(Task description)
Copy the material below line for line, leaving every character unchanged.

(Dataset excerpts)
──────────────────────────────
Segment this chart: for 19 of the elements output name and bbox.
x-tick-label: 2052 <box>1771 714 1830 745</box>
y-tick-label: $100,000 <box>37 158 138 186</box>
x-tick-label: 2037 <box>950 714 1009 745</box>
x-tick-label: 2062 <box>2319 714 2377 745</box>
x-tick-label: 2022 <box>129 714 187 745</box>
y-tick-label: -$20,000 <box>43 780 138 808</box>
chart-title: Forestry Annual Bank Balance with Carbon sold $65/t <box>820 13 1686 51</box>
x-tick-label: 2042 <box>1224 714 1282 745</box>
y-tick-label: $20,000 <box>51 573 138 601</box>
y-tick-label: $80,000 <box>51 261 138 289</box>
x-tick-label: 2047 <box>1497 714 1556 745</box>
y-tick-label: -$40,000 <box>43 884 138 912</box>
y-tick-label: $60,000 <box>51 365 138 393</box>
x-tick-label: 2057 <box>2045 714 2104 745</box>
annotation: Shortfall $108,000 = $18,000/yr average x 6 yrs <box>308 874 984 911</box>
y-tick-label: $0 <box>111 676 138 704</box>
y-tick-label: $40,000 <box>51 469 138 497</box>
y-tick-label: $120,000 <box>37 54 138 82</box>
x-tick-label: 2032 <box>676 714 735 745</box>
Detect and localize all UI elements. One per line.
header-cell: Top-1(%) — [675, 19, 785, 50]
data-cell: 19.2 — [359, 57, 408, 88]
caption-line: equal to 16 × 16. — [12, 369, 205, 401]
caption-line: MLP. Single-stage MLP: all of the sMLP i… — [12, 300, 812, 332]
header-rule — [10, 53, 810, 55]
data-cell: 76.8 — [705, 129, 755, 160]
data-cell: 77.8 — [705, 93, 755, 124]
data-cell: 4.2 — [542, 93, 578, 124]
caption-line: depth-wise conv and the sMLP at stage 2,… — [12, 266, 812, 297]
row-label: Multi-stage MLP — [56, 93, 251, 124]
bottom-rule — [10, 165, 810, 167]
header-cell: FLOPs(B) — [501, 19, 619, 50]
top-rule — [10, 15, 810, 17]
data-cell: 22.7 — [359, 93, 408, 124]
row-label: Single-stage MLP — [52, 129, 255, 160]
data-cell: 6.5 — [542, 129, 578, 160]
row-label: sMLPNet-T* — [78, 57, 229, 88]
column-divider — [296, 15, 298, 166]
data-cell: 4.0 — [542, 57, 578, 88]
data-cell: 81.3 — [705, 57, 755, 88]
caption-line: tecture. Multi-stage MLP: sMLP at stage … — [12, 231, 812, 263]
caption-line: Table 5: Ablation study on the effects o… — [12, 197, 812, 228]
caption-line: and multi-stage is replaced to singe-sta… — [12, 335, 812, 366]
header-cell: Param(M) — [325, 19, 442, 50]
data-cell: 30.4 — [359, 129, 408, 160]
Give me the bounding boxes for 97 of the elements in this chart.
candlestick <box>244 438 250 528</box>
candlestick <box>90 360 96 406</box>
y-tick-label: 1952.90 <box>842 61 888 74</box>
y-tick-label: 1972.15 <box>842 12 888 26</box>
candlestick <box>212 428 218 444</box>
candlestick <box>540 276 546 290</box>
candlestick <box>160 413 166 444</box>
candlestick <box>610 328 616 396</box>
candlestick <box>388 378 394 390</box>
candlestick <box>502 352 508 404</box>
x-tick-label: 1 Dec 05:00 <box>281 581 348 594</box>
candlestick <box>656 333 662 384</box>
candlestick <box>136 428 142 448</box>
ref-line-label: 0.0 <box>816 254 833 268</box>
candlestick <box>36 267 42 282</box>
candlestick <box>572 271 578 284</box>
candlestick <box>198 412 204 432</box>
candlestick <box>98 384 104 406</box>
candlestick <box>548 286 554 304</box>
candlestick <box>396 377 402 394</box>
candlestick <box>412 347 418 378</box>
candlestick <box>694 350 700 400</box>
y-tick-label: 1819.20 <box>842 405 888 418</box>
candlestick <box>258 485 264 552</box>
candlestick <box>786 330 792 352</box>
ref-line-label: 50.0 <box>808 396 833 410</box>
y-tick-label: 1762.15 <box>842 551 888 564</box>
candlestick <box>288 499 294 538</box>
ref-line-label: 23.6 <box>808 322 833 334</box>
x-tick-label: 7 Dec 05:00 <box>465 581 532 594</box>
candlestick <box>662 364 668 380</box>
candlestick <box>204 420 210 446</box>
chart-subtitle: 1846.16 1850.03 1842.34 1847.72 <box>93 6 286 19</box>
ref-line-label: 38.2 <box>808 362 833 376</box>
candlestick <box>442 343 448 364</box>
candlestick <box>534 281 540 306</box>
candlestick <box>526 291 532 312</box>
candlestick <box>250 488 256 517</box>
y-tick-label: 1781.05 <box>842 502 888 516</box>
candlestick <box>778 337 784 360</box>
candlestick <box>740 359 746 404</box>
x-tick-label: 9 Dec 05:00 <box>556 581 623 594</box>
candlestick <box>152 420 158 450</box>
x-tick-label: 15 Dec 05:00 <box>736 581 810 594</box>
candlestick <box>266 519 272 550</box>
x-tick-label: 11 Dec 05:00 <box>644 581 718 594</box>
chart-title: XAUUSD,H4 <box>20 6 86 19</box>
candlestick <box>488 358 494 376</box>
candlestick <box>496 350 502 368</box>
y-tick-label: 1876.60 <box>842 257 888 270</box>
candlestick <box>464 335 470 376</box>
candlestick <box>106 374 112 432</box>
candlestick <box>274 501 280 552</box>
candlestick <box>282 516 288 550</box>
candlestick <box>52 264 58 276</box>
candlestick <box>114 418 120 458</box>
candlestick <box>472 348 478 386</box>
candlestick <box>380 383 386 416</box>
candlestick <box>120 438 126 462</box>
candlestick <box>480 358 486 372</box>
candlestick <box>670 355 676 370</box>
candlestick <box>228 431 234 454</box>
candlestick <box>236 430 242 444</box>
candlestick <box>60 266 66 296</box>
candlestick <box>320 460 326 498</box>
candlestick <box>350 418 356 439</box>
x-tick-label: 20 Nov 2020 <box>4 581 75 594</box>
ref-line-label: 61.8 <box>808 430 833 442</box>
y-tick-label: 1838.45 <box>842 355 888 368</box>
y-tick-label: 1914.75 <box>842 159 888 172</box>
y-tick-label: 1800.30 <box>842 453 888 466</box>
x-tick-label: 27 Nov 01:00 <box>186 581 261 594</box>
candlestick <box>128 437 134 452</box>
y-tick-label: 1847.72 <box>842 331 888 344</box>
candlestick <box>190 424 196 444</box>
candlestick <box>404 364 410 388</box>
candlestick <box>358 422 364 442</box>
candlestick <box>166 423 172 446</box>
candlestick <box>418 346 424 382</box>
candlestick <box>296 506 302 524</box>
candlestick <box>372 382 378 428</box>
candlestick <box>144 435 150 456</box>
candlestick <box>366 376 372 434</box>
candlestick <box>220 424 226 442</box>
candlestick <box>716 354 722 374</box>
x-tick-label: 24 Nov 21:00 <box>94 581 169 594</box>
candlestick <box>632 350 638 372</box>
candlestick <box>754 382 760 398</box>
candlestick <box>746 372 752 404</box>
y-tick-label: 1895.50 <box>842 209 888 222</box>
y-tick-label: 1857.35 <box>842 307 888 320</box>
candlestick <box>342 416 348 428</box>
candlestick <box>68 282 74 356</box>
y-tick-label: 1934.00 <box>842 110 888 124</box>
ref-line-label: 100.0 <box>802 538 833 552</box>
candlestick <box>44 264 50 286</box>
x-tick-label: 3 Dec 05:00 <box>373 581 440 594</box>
──────────────────────────────
(Complete response)
Segment this chart: for 19 of the elements output name and bbox.
x-tick-label: 2052 <box>1771 714 1830 745</box>
y-tick-label: $100,000 <box>37 158 138 186</box>
x-tick-label: 2037 <box>950 714 1009 745</box>
x-tick-label: 2062 <box>2319 714 2377 745</box>
x-tick-label: 2022 <box>129 714 187 745</box>
y-tick-label: -$20,000 <box>43 780 138 808</box>
chart-title: Forestry Annual Bank Balance with Carbon sold $65/t <box>820 13 1686 51</box>
x-tick-label: 2042 <box>1224 714 1282 745</box>
y-tick-label: $20,000 <box>51 573 138 601</box>
y-tick-label: $80,000 <box>51 261 138 289</box>
x-tick-label: 2047 <box>1497 714 1556 745</box>
y-tick-label: -$40,000 <box>43 884 138 912</box>
y-tick-label: $60,000 <box>51 365 138 393</box>
x-tick-label: 2057 <box>2045 714 2104 745</box>
annotation: Shortfall $108,000 = $18,000/yr average x 6 yrs <box>308 874 984 911</box>
y-tick-label: $0 <box>111 676 138 704</box>
y-tick-label: $40,000 <box>51 469 138 497</box>
y-tick-label: $120,000 <box>37 54 138 82</box>
x-tick-label: 2032 <box>676 714 735 745</box>
Detect and localize all UI elements. One per line.
header-cell: Top-1(%) — [675, 19, 785, 50]
data-cell: 19.2 — [359, 57, 408, 88]
caption-line: equal to 16 × 16. — [12, 369, 205, 401]
caption-line: MLP. Single-stage MLP: all of the sMLP i… — [12, 300, 812, 332]
header-rule — [10, 53, 810, 55]
data-cell: 76.8 — [705, 129, 755, 160]
data-cell: 77.8 — [705, 93, 755, 124]
data-cell: 4.2 — [542, 93, 578, 124]
caption-line: depth-wise conv and the sMLP at stage 2,… — [12, 266, 812, 297]
row-label: Multi-stage MLP — [56, 93, 251, 124]
bottom-rule — [10, 165, 810, 167]
header-cell: FLOPs(B) — [501, 19, 619, 50]
top-rule — [10, 15, 810, 17]
data-cell: 22.7 — [359, 93, 408, 124]
row-label: Single-stage MLP — [52, 129, 255, 160]
data-cell: 6.5 — [542, 129, 578, 160]
row-label: sMLPNet-T* — [78, 57, 229, 88]
column-divider — [296, 15, 298, 166]
data-cell: 4.0 — [542, 57, 578, 88]
data-cell: 81.3 — [705, 57, 755, 88]
caption-line: tecture. Multi-stage MLP: sMLP at stage … — [12, 231, 812, 263]
caption-line: Table 5: Ablation study on the effects o… — [12, 197, 812, 228]
caption-line: and multi-stage is replaced to singe-sta… — [12, 335, 812, 366]
header-cell: Param(M) — [325, 19, 442, 50]
data-cell: 30.4 — [359, 129, 408, 160]
Give me the bounding boxes for 97 of the elements in this chart.
candlestick <box>244 438 250 528</box>
candlestick <box>90 360 96 406</box>
y-tick-label: 1952.90 <box>842 61 888 74</box>
y-tick-label: 1972.15 <box>842 12 888 26</box>
candlestick <box>212 428 218 444</box>
candlestick <box>540 276 546 290</box>
candlestick <box>160 413 166 444</box>
candlestick <box>610 328 616 396</box>
candlestick <box>388 378 394 390</box>
candlestick <box>502 352 508 404</box>
x-tick-label: 1 Dec 05:00 <box>281 581 348 594</box>
candlestick <box>656 333 662 384</box>
candlestick <box>136 428 142 448</box>
ref-line-label: 0.0 <box>816 254 833 268</box>
candlestick <box>36 267 42 282</box>
candlestick <box>572 271 578 284</box>
candlestick <box>198 412 204 432</box>
candlestick <box>98 384 104 406</box>
candlestick <box>548 286 554 304</box>
candlestick <box>396 377 402 394</box>
candlestick <box>412 347 418 378</box>
candlestick <box>694 350 700 400</box>
y-tick-label: 1819.20 <box>842 405 888 418</box>
candlestick <box>258 485 264 552</box>
candlestick <box>786 330 792 352</box>
ref-line-label: 50.0 <box>808 396 833 410</box>
y-tick-label: 1762.15 <box>842 551 888 564</box>
candlestick <box>288 499 294 538</box>
ref-line-label: 23.6 <box>808 322 833 334</box>
x-tick-label: 7 Dec 05:00 <box>465 581 532 594</box>
candlestick <box>662 364 668 380</box>
candlestick <box>204 420 210 446</box>
chart-subtitle: 1846.16 1850.03 1842.34 1847.72 <box>93 6 286 19</box>
ref-line-label: 38.2 <box>808 362 833 376</box>
candlestick <box>442 343 448 364</box>
candlestick <box>534 281 540 306</box>
candlestick <box>526 291 532 312</box>
candlestick <box>250 488 256 517</box>
y-tick-label: 1781.05 <box>842 502 888 516</box>
candlestick <box>778 337 784 360</box>
candlestick <box>740 359 746 404</box>
x-tick-label: 9 Dec 05:00 <box>556 581 623 594</box>
candlestick <box>152 420 158 450</box>
x-tick-label: 15 Dec 05:00 <box>736 581 810 594</box>
candlestick <box>266 519 272 550</box>
x-tick-label: 11 Dec 05:00 <box>644 581 718 594</box>
chart-title: XAUUSD,H4 <box>20 6 86 19</box>
candlestick <box>488 358 494 376</box>
candlestick <box>496 350 502 368</box>
y-tick-label: 1876.60 <box>842 257 888 270</box>
candlestick <box>464 335 470 376</box>
candlestick <box>106 374 112 432</box>
candlestick <box>274 501 280 552</box>
candlestick <box>282 516 288 550</box>
candlestick <box>52 264 58 276</box>
candlestick <box>114 418 120 458</box>
candlestick <box>472 348 478 386</box>
candlestick <box>380 383 386 416</box>
candlestick <box>120 438 126 462</box>
candlestick <box>480 358 486 372</box>
candlestick <box>670 355 676 370</box>
candlestick <box>228 431 234 454</box>
candlestick <box>236 430 242 444</box>
candlestick <box>60 266 66 296</box>
candlestick <box>320 460 326 498</box>
candlestick <box>350 418 356 439</box>
x-tick-label: 20 Nov 2020 <box>4 581 75 594</box>
ref-line-label: 61.8 <box>808 430 833 442</box>
y-tick-label: 1838.45 <box>842 355 888 368</box>
y-tick-label: 1914.75 <box>842 159 888 172</box>
y-tick-label: 1800.30 <box>842 453 888 466</box>
x-tick-label: 27 Nov 01:00 <box>186 581 261 594</box>
candlestick <box>128 437 134 452</box>
y-tick-label: 1847.72 <box>842 331 888 344</box>
candlestick <box>190 424 196 444</box>
candlestick <box>404 364 410 388</box>
candlestick <box>358 422 364 442</box>
candlestick <box>166 423 172 446</box>
candlestick <box>418 346 424 382</box>
candlestick <box>296 506 302 524</box>
candlestick <box>372 382 378 428</box>
candlestick <box>144 435 150 456</box>
candlestick <box>366 376 372 434</box>
candlestick <box>220 424 226 442</box>
candlestick <box>716 354 722 374</box>
x-tick-label: 24 Nov 21:00 <box>94 581 169 594</box>
candlestick <box>632 350 638 372</box>
candlestick <box>754 382 760 398</box>
candlestick <box>746 372 752 404</box>
y-tick-label: 1895.50 <box>842 209 888 222</box>
y-tick-label: 1857.35 <box>842 307 888 320</box>
candlestick <box>342 416 348 428</box>
candlestick <box>68 282 74 356</box>
y-tick-label: 1934.00 <box>842 110 888 124</box>
ref-line-label: 100.0 <box>802 538 833 552</box>
candlestick <box>44 264 50 286</box>
x-tick-label: 3 Dec 05:00 <box>373 581 440 594</box>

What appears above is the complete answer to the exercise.